Copy out every line of the records where the string "title" occurs.

***** Records to process *****

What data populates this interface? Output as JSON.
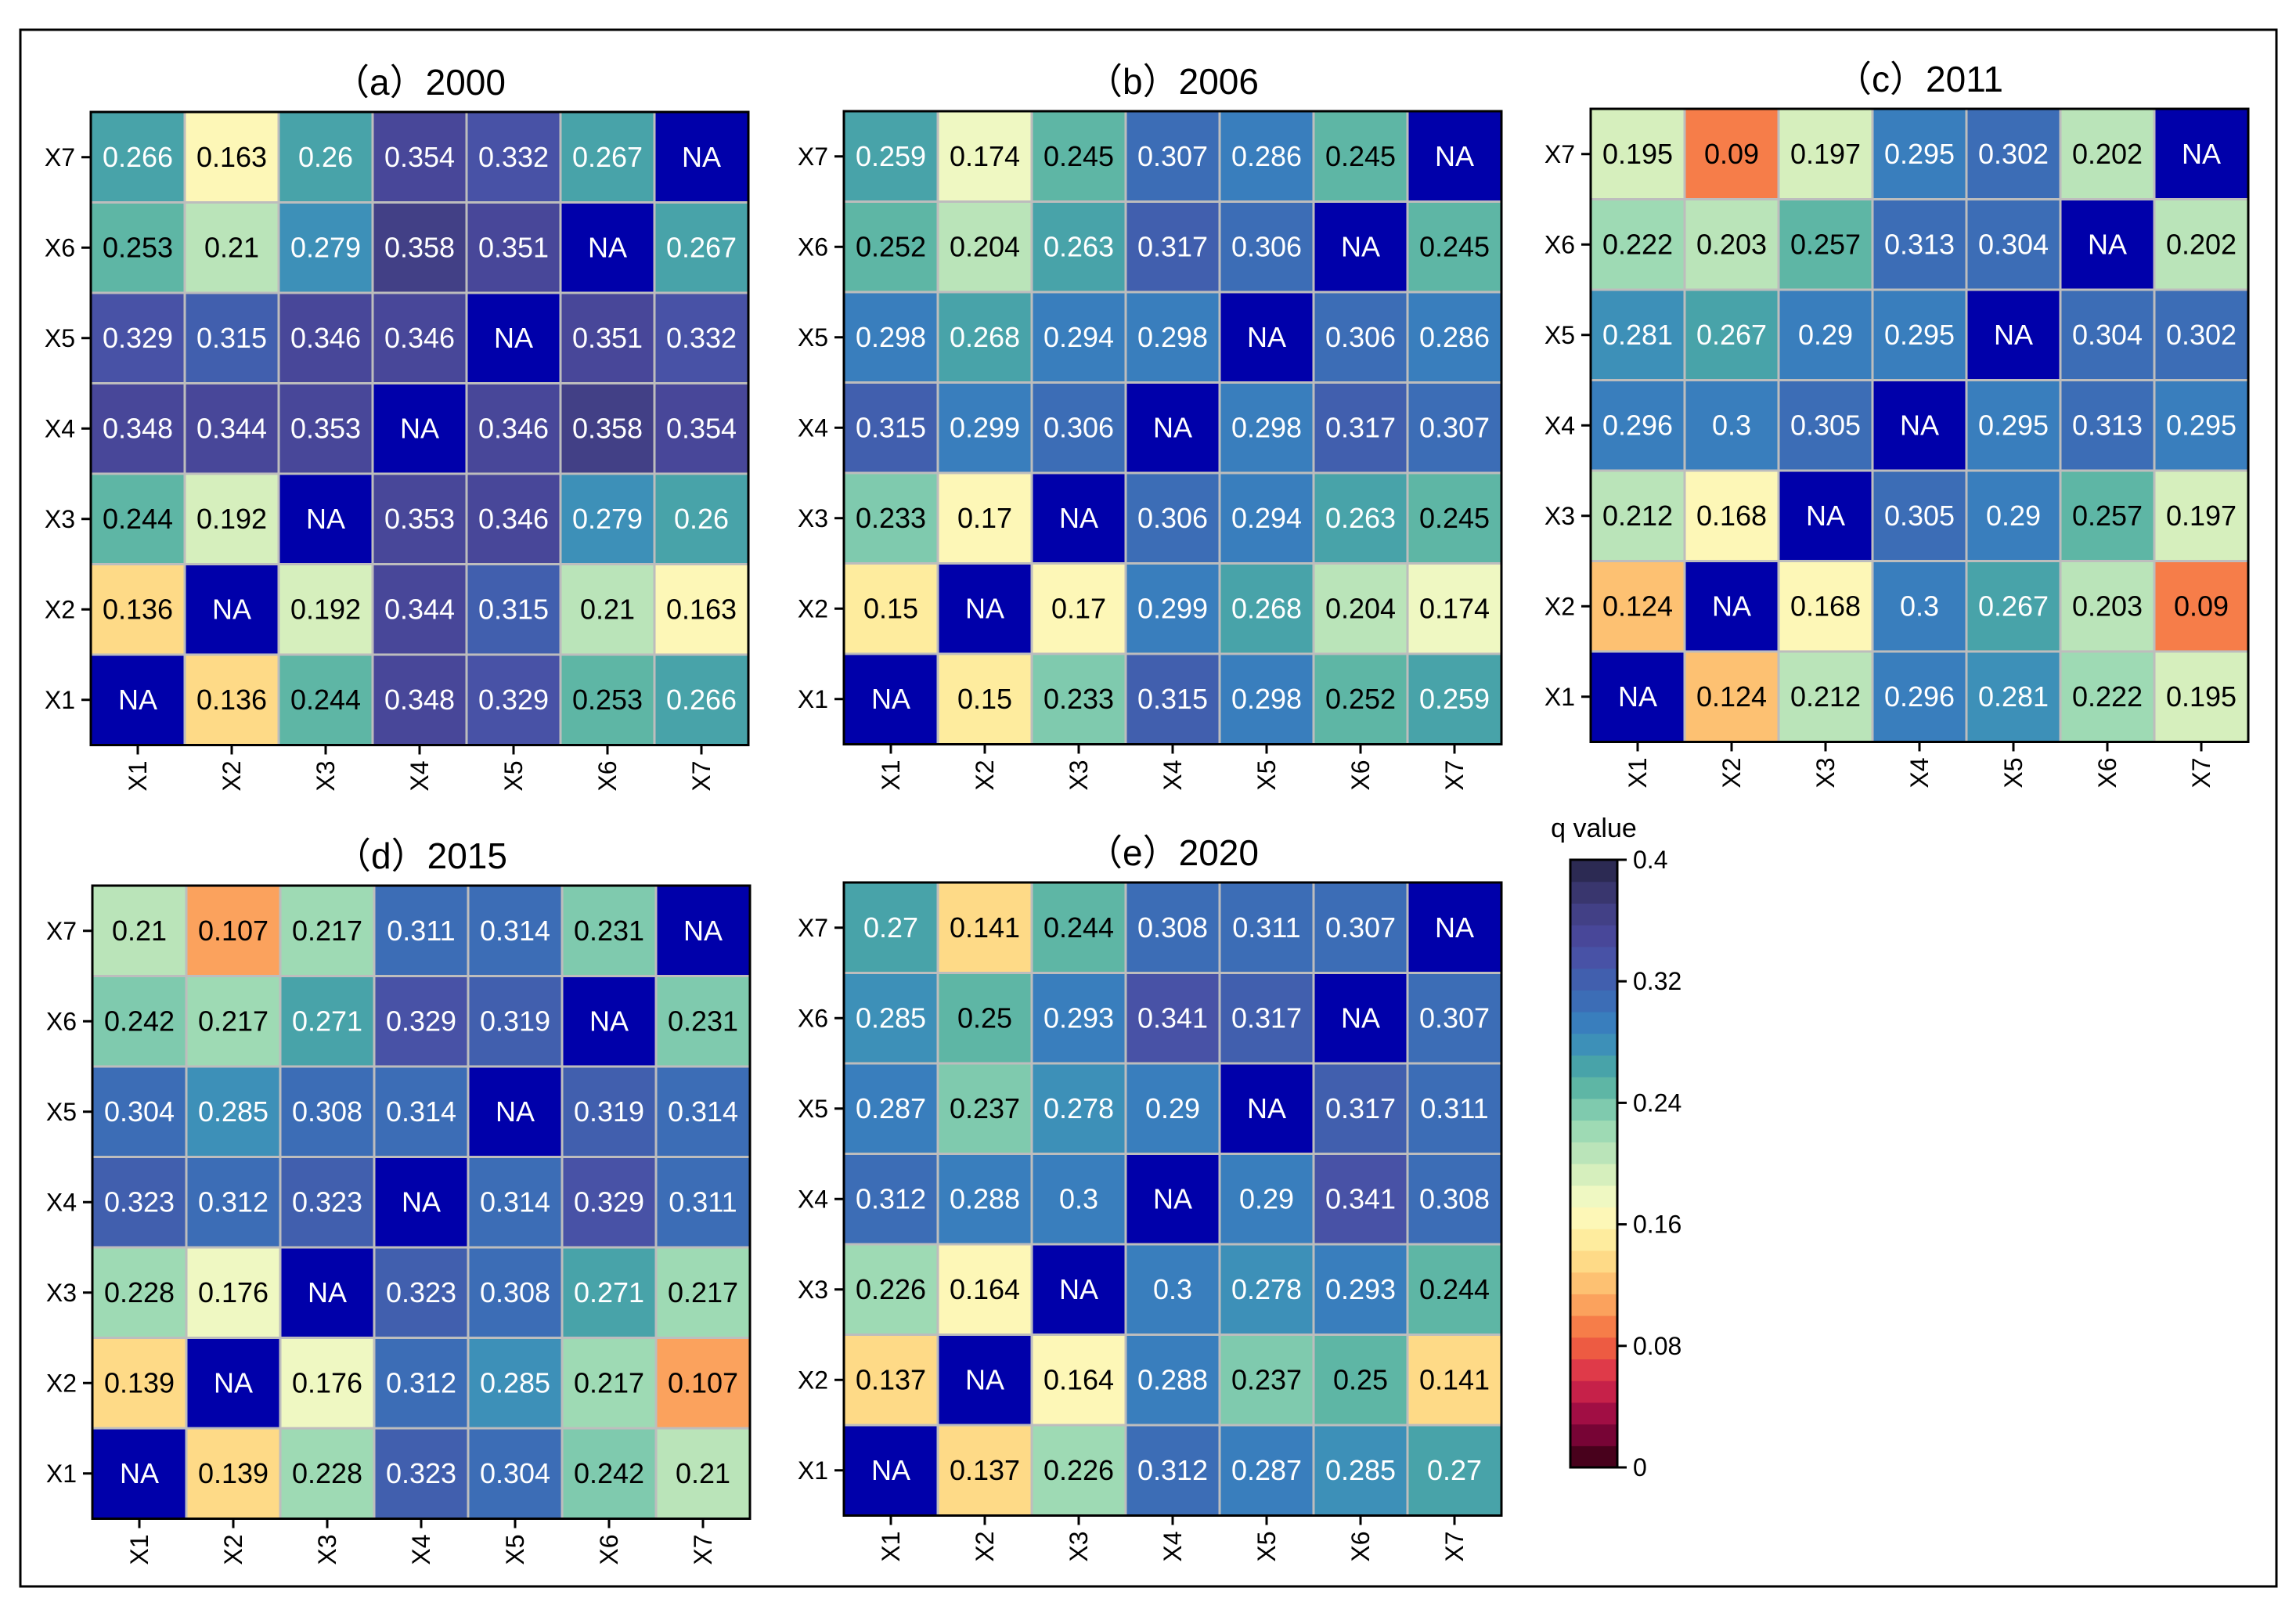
{
  "figure": {
    "colorbar": {
      "title": "q value",
      "min": 0,
      "max": 0.4,
      "ticks": [
        "0",
        "0.08",
        "0.16",
        "0.24",
        "0.32",
        "0.4"
      ],
      "tick_values": [
        0,
        0.08,
        0.16,
        0.24,
        0.32,
        0.4
      ],
      "steps": 28,
      "na_color": "#0000aa",
      "cmap": [
        "#30000f",
        "#8e0541",
        "#d82a4c",
        "#f46b3f",
        "#fdb467",
        "#fee691",
        "#fcfdc4",
        "#c9eabb",
        "#8fd4b2",
        "#4eaca1",
        "#3786c0",
        "#3d65b2",
        "#4b4ba2",
        "#3f3c7c",
        "#252445"
      ]
    }
  },
  "chart_data": [
    {
      "type": "heatmap",
      "title": "（a）2000",
      "x_labels": [
        "X1",
        "X2",
        "X3",
        "X4",
        "X5",
        "X6",
        "X7"
      ],
      "y_labels": [
        "X7",
        "X6",
        "X5",
        "X4",
        "X3",
        "X2",
        "X1"
      ],
      "cells": [
        [
          "0.266",
          "0.163",
          "0.26",
          "0.354",
          "0.332",
          "0.267",
          "NA"
        ],
        [
          "0.253",
          "0.21",
          "0.279",
          "0.358",
          "0.351",
          "NA",
          "0.267"
        ],
        [
          "0.329",
          "0.315",
          "0.346",
          "0.346",
          "NA",
          "0.351",
          "0.332"
        ],
        [
          "0.348",
          "0.344",
          "0.353",
          "NA",
          "0.346",
          "0.358",
          "0.354"
        ],
        [
          "0.244",
          "0.192",
          "NA",
          "0.353",
          "0.346",
          "0.279",
          "0.26"
        ],
        [
          "0.136",
          "NA",
          "0.192",
          "0.344",
          "0.315",
          "0.21",
          "0.163"
        ],
        [
          "NA",
          "0.136",
          "0.244",
          "0.348",
          "0.329",
          "0.253",
          "0.266"
        ]
      ]
    },
    {
      "type": "heatmap",
      "title": "（b）2006",
      "x_labels": [
        "X1",
        "X2",
        "X3",
        "X4",
        "X5",
        "X6",
        "X7"
      ],
      "y_labels": [
        "X7",
        "X6",
        "X5",
        "X4",
        "X3",
        "X2",
        "X1"
      ],
      "cells": [
        [
          "0.259",
          "0.174",
          "0.245",
          "0.307",
          "0.286",
          "0.245",
          "NA"
        ],
        [
          "0.252",
          "0.204",
          "0.263",
          "0.317",
          "0.306",
          "NA",
          "0.245"
        ],
        [
          "0.298",
          "0.268",
          "0.294",
          "0.298",
          "NA",
          "0.306",
          "0.286"
        ],
        [
          "0.315",
          "0.299",
          "0.306",
          "NA",
          "0.298",
          "0.317",
          "0.307"
        ],
        [
          "0.233",
          "0.17",
          "NA",
          "0.306",
          "0.294",
          "0.263",
          "0.245"
        ],
        [
          "0.15",
          "NA",
          "0.17",
          "0.299",
          "0.268",
          "0.204",
          "0.174"
        ],
        [
          "NA",
          "0.15",
          "0.233",
          "0.315",
          "0.298",
          "0.252",
          "0.259"
        ]
      ]
    },
    {
      "type": "heatmap",
      "title": "（c）2011",
      "x_labels": [
        "X1",
        "X2",
        "X3",
        "X4",
        "X5",
        "X6",
        "X7"
      ],
      "y_labels": [
        "X7",
        "X6",
        "X5",
        "X4",
        "X3",
        "X2",
        "X1"
      ],
      "cells": [
        [
          "0.195",
          "0.09",
          "0.197",
          "0.295",
          "0.302",
          "0.202",
          "NA"
        ],
        [
          "0.222",
          "0.203",
          "0.257",
          "0.313",
          "0.304",
          "NA",
          "0.202"
        ],
        [
          "0.281",
          "0.267",
          "0.29",
          "0.295",
          "NA",
          "0.304",
          "0.302"
        ],
        [
          "0.296",
          "0.3",
          "0.305",
          "NA",
          "0.295",
          "0.313",
          "0.295"
        ],
        [
          "0.212",
          "0.168",
          "NA",
          "0.305",
          "0.29",
          "0.257",
          "0.197"
        ],
        [
          "0.124",
          "NA",
          "0.168",
          "0.3",
          "0.267",
          "0.203",
          "0.09"
        ],
        [
          "NA",
          "0.124",
          "0.212",
          "0.296",
          "0.281",
          "0.222",
          "0.195"
        ]
      ]
    },
    {
      "type": "heatmap",
      "title": "（d）2015",
      "x_labels": [
        "X1",
        "X2",
        "X3",
        "X4",
        "X5",
        "X6",
        "X7"
      ],
      "y_labels": [
        "X7",
        "X6",
        "X5",
        "X4",
        "X3",
        "X2",
        "X1"
      ],
      "cells": [
        [
          "0.21",
          "0.107",
          "0.217",
          "0.311",
          "0.314",
          "0.231",
          "NA"
        ],
        [
          "0.242",
          "0.217",
          "0.271",
          "0.329",
          "0.319",
          "NA",
          "0.231"
        ],
        [
          "0.304",
          "0.285",
          "0.308",
          "0.314",
          "NA",
          "0.319",
          "0.314"
        ],
        [
          "0.323",
          "0.312",
          "0.323",
          "NA",
          "0.314",
          "0.329",
          "0.311"
        ],
        [
          "0.228",
          "0.176",
          "NA",
          "0.323",
          "0.308",
          "0.271",
          "0.217"
        ],
        [
          "0.139",
          "NA",
          "0.176",
          "0.312",
          "0.285",
          "0.217",
          "0.107"
        ],
        [
          "NA",
          "0.139",
          "0.228",
          "0.323",
          "0.304",
          "0.242",
          "0.21"
        ]
      ]
    },
    {
      "type": "heatmap",
      "title": "（e）2020",
      "x_labels": [
        "X1",
        "X2",
        "X3",
        "X4",
        "X5",
        "X6",
        "X7"
      ],
      "y_labels": [
        "X7",
        "X6",
        "X5",
        "X4",
        "X3",
        "X2",
        "X1"
      ],
      "cells": [
        [
          "0.27",
          "0.141",
          "0.244",
          "0.308",
          "0.311",
          "0.307",
          "NA"
        ],
        [
          "0.285",
          "0.25",
          "0.293",
          "0.341",
          "0.317",
          "NA",
          "0.307"
        ],
        [
          "0.287",
          "0.237",
          "0.278",
          "0.29",
          "NA",
          "0.317",
          "0.311"
        ],
        [
          "0.312",
          "0.288",
          "0.3",
          "NA",
          "0.29",
          "0.341",
          "0.308"
        ],
        [
          "0.226",
          "0.164",
          "NA",
          "0.3",
          "0.278",
          "0.293",
          "0.244"
        ],
        [
          "0.137",
          "NA",
          "0.164",
          "0.288",
          "0.237",
          "0.25",
          "0.141"
        ],
        [
          "NA",
          "0.137",
          "0.226",
          "0.312",
          "0.287",
          "0.285",
          "0.27"
        ]
      ]
    }
  ]
}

*****

▶ Full solution
      "title": "q value",
      "title": "（a）2000",
      "title": "（b）2006",
      "title": "（c）2011",
      "title": "（d）2015",
      "title": "（e）2020",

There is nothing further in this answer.